Task instructions
Every line from the line containing "OCR this image." through the final line below is to be repeated exactly; no other line is.

§ §

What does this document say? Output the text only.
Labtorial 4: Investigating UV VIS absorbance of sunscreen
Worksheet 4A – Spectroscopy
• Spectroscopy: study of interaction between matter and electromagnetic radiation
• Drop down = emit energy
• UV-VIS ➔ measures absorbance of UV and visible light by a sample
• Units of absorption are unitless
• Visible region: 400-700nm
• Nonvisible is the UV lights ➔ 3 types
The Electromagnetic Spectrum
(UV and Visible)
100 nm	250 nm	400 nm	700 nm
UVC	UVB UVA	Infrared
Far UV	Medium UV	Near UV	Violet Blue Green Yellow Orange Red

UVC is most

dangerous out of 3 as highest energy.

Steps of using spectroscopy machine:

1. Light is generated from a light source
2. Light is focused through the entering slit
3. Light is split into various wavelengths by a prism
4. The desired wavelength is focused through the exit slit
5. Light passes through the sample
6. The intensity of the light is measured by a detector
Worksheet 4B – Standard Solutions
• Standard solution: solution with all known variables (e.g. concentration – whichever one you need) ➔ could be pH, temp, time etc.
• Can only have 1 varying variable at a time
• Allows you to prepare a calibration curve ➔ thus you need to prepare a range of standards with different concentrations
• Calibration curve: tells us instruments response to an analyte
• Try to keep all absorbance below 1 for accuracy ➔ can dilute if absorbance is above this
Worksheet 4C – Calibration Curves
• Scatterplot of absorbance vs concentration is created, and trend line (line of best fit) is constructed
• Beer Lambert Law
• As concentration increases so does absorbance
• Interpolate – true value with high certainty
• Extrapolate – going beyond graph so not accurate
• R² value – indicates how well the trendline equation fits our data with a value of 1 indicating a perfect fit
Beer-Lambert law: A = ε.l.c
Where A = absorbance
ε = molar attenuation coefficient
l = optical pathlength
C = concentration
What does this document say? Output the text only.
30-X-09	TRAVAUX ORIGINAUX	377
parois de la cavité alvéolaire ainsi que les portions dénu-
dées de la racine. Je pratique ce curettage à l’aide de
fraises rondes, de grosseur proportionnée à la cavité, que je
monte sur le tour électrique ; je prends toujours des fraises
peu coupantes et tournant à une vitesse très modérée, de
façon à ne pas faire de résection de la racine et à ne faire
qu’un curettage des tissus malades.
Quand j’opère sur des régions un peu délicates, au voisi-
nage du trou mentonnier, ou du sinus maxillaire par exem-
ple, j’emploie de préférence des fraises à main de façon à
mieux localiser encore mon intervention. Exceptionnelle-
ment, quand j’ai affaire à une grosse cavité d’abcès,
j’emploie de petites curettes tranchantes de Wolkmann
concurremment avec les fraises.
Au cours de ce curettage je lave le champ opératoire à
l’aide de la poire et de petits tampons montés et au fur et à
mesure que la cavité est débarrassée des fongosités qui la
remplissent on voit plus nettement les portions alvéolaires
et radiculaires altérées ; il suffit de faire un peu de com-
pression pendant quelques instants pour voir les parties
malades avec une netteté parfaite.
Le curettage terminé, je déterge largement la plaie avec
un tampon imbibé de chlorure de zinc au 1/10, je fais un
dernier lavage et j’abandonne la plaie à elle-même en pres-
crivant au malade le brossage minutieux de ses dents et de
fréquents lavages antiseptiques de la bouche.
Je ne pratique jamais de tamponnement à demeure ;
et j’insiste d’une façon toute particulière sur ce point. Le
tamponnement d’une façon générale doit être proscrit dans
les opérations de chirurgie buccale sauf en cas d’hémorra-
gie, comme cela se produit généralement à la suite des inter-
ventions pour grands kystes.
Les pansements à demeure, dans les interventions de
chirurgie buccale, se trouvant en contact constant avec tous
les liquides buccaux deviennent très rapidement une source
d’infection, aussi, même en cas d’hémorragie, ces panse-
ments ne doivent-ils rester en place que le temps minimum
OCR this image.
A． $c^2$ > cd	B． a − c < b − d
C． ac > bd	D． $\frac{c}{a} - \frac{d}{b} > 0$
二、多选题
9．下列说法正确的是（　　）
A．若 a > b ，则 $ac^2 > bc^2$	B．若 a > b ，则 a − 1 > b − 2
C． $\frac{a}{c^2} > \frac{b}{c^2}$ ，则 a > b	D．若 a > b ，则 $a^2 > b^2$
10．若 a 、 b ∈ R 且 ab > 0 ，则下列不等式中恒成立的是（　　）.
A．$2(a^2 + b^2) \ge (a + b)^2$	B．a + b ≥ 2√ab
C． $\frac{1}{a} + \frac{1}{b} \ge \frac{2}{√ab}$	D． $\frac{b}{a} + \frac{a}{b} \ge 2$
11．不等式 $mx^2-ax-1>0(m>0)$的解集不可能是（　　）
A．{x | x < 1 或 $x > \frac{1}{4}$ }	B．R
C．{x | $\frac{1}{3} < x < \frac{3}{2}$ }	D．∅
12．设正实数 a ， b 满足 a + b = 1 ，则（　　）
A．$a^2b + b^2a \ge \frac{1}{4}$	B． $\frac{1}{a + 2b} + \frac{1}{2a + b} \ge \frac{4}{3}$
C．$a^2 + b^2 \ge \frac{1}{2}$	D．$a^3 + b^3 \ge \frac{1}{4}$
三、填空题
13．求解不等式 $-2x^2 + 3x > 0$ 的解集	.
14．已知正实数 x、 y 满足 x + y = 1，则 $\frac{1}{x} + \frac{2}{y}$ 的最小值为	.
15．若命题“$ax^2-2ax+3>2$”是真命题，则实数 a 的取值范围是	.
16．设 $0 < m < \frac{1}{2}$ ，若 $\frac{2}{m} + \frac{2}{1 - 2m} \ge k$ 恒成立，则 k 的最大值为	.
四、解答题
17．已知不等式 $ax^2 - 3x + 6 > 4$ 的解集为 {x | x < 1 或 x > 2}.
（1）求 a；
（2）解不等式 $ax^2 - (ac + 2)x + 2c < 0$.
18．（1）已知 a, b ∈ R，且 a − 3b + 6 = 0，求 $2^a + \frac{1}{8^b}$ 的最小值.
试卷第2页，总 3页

§ §

Completed exercise
OCR this image.
A． $c^2$ > cd	B． a − c < b − d
C． ac > bd	D． $\frac{c}{a} - \frac{d}{b} > 0$
二、多选题
9．下列说法正确的是（　　）
A．若 a > b ，则 $ac^2 > bc^2$	B．若 a > b ，则 a − 1 > b − 2
C． $\frac{a}{c^2} > \frac{b}{c^2}$ ，则 a > b	D．若 a > b ，则 $a^2 > b^2$
10．若 a 、 b ∈ R 且 ab > 0 ，则下列不等式中恒成立的是（　　）.
A．$2(a^2 + b^2) \ge (a + b)^2$	B．a + b ≥ 2√ab
C． $\frac{1}{a} + \frac{1}{b} \ge \frac{2}{√ab}$	D． $\frac{b}{a} + \frac{a}{b} \ge 2$
11．不等式 $mx^2-ax-1>0(m>0)$的解集不可能是（　　）
A．{x | x < 1 或 $x > \frac{1}{4}$ }	B．R
C．{x | $\frac{1}{3} < x < \frac{3}{2}$ }	D．∅
12．设正实数 a ， b 满足 a + b = 1 ，则（　　）
A．$a^2b + b^2a \ge \frac{1}{4}$	B． $\frac{1}{a + 2b} + \frac{1}{2a + b} \ge \frac{4}{3}$
C．$a^2 + b^2 \ge \frac{1}{2}$	D．$a^3 + b^3 \ge \frac{1}{4}$
三、填空题
13．求解不等式 $-2x^2 + 3x > 0$ 的解集	.
14．已知正实数 x、 y 满足 x + y = 1，则 $\frac{1}{x} + \frac{2}{y}$ 的最小值为	.
15．若命题“$ax^2-2ax+3>2$”是真命题，则实数 a 的取值范围是	.
16．设 $0 < m < \frac{1}{2}$ ，若 $\frac{2}{m} + \frac{2}{1 - 2m} \ge k$ 恒成立，则 k 的最大值为	.
四、解答题
17．已知不等式 $ax^2 - 3x + 6 > 4$ 的解集为 {x | x < 1 或 x > 2}.
（1）求 a；
（2）解不等式 $ax^2 - (ac + 2)x + 2c < 0$.
18．（1）已知 a, b ∈ R，且 a − 3b + 6 = 0，求 $2^a + \frac{1}{8^b}$ 的最小值.
试卷第2页，总 3页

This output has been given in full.